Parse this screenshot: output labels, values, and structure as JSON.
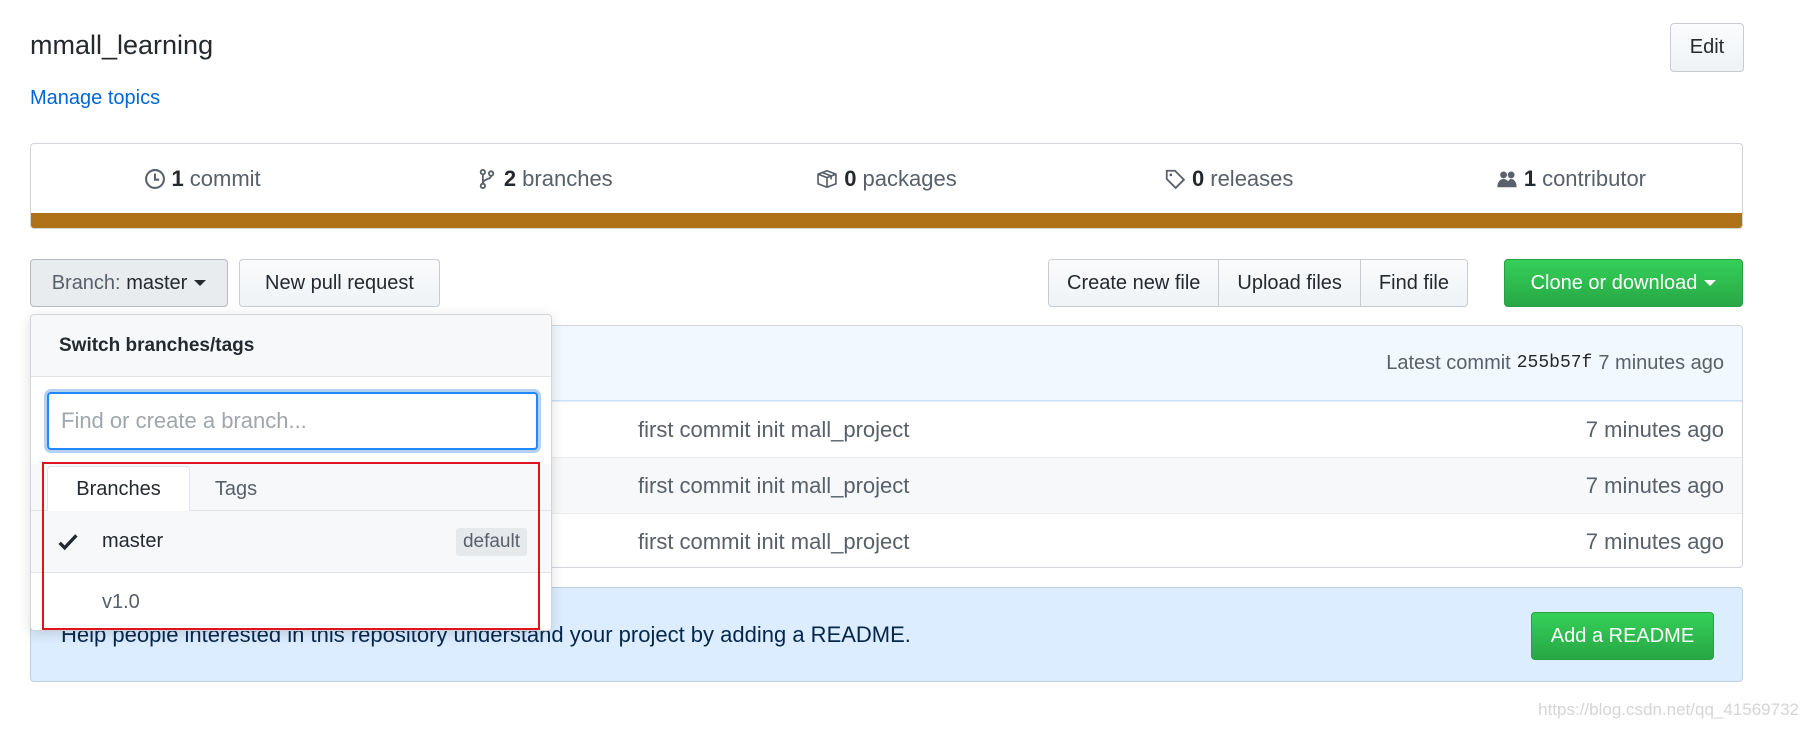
{
  "repo": {
    "title": "mmall_learning",
    "manage_topics": "Manage topics",
    "edit": "Edit"
  },
  "stats": {
    "items": [
      {
        "icon": "history-icon",
        "count": "1",
        "label": "commit"
      },
      {
        "icon": "git-branch-icon",
        "count": "2",
        "label": "branches"
      },
      {
        "icon": "package-icon",
        "count": "0",
        "label": "packages"
      },
      {
        "icon": "tag-icon",
        "count": "0",
        "label": "releases"
      },
      {
        "icon": "people-icon",
        "count": "1",
        "label": "contributor"
      }
    ],
    "language_color": "#b07219"
  },
  "toolbar": {
    "branch_prefix": "Branch:",
    "branch": "master",
    "new_pr": "New pull request",
    "create_file": "Create new file",
    "upload": "Upload files",
    "find": "Find file",
    "clone": "Clone or download"
  },
  "files": {
    "latest_prefix": "Latest commit",
    "sha": "255b57f",
    "latest_age": "7 minutes ago",
    "rows": [
      {
        "message": "first commit init mall_project",
        "age": "7 minutes ago"
      },
      {
        "message": "first commit init mall_project",
        "age": "7 minutes ago"
      },
      {
        "message": "first commit init mall_project",
        "age": "7 minutes ago"
      }
    ]
  },
  "readme": {
    "text": "Help people interested in this repository understand your project by adding a README.",
    "button": "Add a README"
  },
  "dropdown": {
    "title": "Switch branches/tags",
    "placeholder": "Find or create a branch...",
    "tabs": [
      "Branches",
      "Tags"
    ],
    "branches": [
      {
        "name": "master",
        "selected": true,
        "badge": "default"
      },
      {
        "name": "v1.0"
      }
    ]
  },
  "highlight_color": "#e0141e",
  "watermark": "https://blog.csdn.net/qq_41569732"
}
################
PROBLEM -> Without including any pictures, reproduce the listing exactly.

WRITTEN ANSWER ->
Parse this screenshot: output labels, values, and structure as JSON.
{
  "repo": {
    "title": "mmall_learning",
    "manage_topics": "Manage topics",
    "edit": "Edit"
  },
  "stats": {
    "items": [
      {
        "icon": "history-icon",
        "count": "1",
        "label": "commit"
      },
      {
        "icon": "git-branch-icon",
        "count": "2",
        "label": "branches"
      },
      {
        "icon": "package-icon",
        "count": "0",
        "label": "packages"
      },
      {
        "icon": "tag-icon",
        "count": "0",
        "label": "releases"
      },
      {
        "icon": "people-icon",
        "count": "1",
        "label": "contributor"
      }
    ],
    "language_color": "#b07219"
  },
  "toolbar": {
    "branch_prefix": "Branch:",
    "branch": "master",
    "new_pr": "New pull request",
    "create_file": "Create new file",
    "upload": "Upload files",
    "find": "Find file",
    "clone": "Clone or download"
  },
  "files": {
    "latest_prefix": "Latest commit",
    "sha": "255b57f",
    "latest_age": "7 minutes ago",
    "rows": [
      {
        "message": "first commit init mall_project",
        "age": "7 minutes ago"
      },
      {
        "message": "first commit init mall_project",
        "age": "7 minutes ago"
      },
      {
        "message": "first commit init mall_project",
        "age": "7 minutes ago"
      }
    ]
  },
  "readme": {
    "text": "Help people interested in this repository understand your project by adding a README.",
    "button": "Add a README"
  },
  "dropdown": {
    "title": "Switch branches/tags",
    "placeholder": "Find or create a branch...",
    "tabs": [
      "Branches",
      "Tags"
    ],
    "branches": [
      {
        "name": "master",
        "selected": true,
        "badge": "default"
      },
      {
        "name": "v1.0"
      }
    ]
  },
  "highlight_color": "#e0141e",
  "watermark": "https://blog.csdn.net/qq_41569732"
}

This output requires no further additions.